Objective ▸ Please copy all the lines that follow, word for word.
>> Start Dataset excerpts
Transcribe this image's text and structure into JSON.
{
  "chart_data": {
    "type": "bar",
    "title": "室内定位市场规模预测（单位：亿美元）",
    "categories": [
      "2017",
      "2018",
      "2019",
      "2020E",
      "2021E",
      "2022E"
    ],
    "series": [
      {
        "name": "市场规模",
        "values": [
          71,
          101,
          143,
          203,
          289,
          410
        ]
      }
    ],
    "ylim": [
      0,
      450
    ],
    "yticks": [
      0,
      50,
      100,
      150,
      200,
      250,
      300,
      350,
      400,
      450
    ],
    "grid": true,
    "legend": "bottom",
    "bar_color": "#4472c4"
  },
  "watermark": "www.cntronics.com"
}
>> End Dataset excerpts
Exercise response ▸
Transcribe this image's text and structure into JSON.
{
  "chart_data": {
    "type": "bar",
    "title": "室内定位市场规模预测（单位：亿美元）",
    "categories": [
      "2017",
      "2018",
      "2019",
      "2020E",
      "2021E",
      "2022E"
    ],
    "series": [
      {
        "name": "市场规模",
        "values": [
          71,
          101,
          143,
          203,
          289,
          410
        ]
      }
    ],
    "ylim": [
      0,
      450
    ],
    "yticks": [
      0,
      50,
      100,
      150,
      200,
      250,
      300,
      350,
      400,
      450
    ],
    "grid": true,
    "legend": "bottom",
    "bar_color": "#4472c4"
  },
  "watermark": "www.cntronics.com"
}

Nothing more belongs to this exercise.